** start of Records provided **

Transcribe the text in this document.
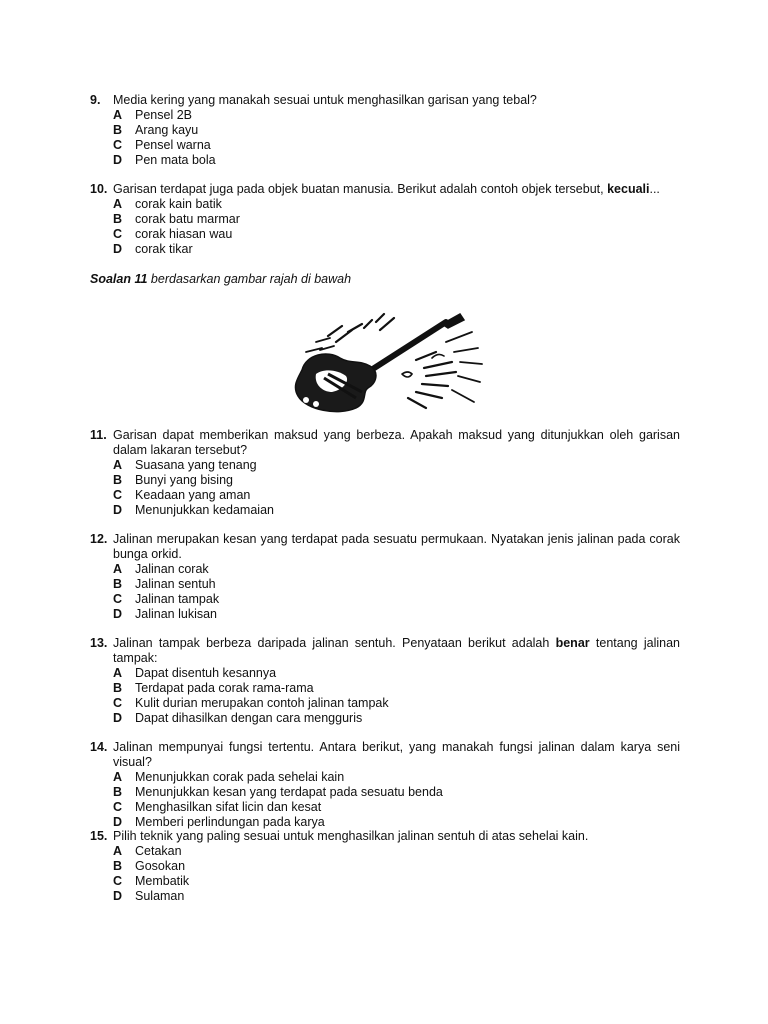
9.	Media kering yang manakah sesuai untuk menghasilkan garisan yang tebal?
A	Pensel 2B
B	Arang kayu
C	Pensel warna
D	Pen mata bola
10. Garisan terdapat juga pada objek buatan manusia. Berikut adalah contoh objek tersebut, kecuali...
A	corak kain batik
B	corak batu marmar
C	corak hiasan wau
D	corak tikar
Soalan 11 berdasarkan gambar rajah di bawah
11. Garisan dapat memberikan maksud yang berbeza. Apakah maksud yang ditunjukkan oleh garisan dalam lakaran tersebut?
A	Suasana yang tenang
B	Bunyi yang bising
C	Keadaan yang aman
D	Menunjukkan kedamaian
12. Jalinan merupakan kesan yang terdapat pada sesuatu permukaan. Nyatakan jenis jalinan pada corak bunga orkid.
A	Jalinan corak
B	Jalinan sentuh
C	Jalinan tampak
D	Jalinan lukisan
13. Jalinan tampak berbeza daripada jalinan sentuh. Penyataan berikut adalah benar tentang jalinan tampak:
A	Dapat disentuh kesannya
B	Terdapat pada corak rama-rama
C	Kulit durian merupakan contoh jalinan tampak
D	Dapat dihasilkan dengan cara mengguris
14. Jalinan mempunyai fungsi tertentu. Antara berikut, yang manakah fungsi jalinan dalam karya seni visual?
A	Menunjukkan corak pada sehelai kain
B	Menunjukkan kesan yang terdapat pada sesuatu benda
C	Menghasilkan sifat licin dan kesat
D	Memberi perlindungan pada karya
15. Pilih teknik yang paling sesuai untuk menghasilkan jalinan sentuh di atas sehelai kain.
A	Cetakan
B	Gosokan
C	Membatik
D	Sulaman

** end of Records provided **

**What the task asks**
Extract the entries in full, exactly as they are, minus the pictures.

**Worked answer**
Transcribe the text in this document.
9.	Media kering yang manakah sesuai untuk menghasilkan garisan yang tebal?
A	Pensel 2B
B	Arang kayu
C	Pensel warna
D	Pen mata bola
10. Garisan terdapat juga pada objek buatan manusia. Berikut adalah contoh objek tersebut, kecuali...
A	corak kain batik
B	corak batu marmar
C	corak hiasan wau
D	corak tikar
Soalan 11 berdasarkan gambar rajah di bawah
11. Garisan dapat memberikan maksud yang berbeza. Apakah maksud yang ditunjukkan oleh garisan dalam lakaran tersebut?
A	Suasana yang tenang
B	Bunyi yang bising
C	Keadaan yang aman
D	Menunjukkan kedamaian
12. Jalinan merupakan kesan yang terdapat pada sesuatu permukaan. Nyatakan jenis jalinan pada corak bunga orkid.
A	Jalinan corak
B	Jalinan sentuh
C	Jalinan tampak
D	Jalinan lukisan
13. Jalinan tampak berbeza daripada jalinan sentuh. Penyataan berikut adalah benar tentang jalinan tampak:
A	Dapat disentuh kesannya
B	Terdapat pada corak rama-rama
C	Kulit durian merupakan contoh jalinan tampak
D	Dapat dihasilkan dengan cara mengguris
14. Jalinan mempunyai fungsi tertentu. Antara berikut, yang manakah fungsi jalinan dalam karya seni visual?
A	Menunjukkan corak pada sehelai kain
B	Menunjukkan kesan yang terdapat pada sesuatu benda
C	Menghasilkan sifat licin dan kesat
D	Memberi perlindungan pada karya
15. Pilih teknik yang paling sesuai untuk menghasilkan jalinan sentuh di atas sehelai kain.
A	Cetakan
B	Gosokan
C	Membatik
D	Sulaman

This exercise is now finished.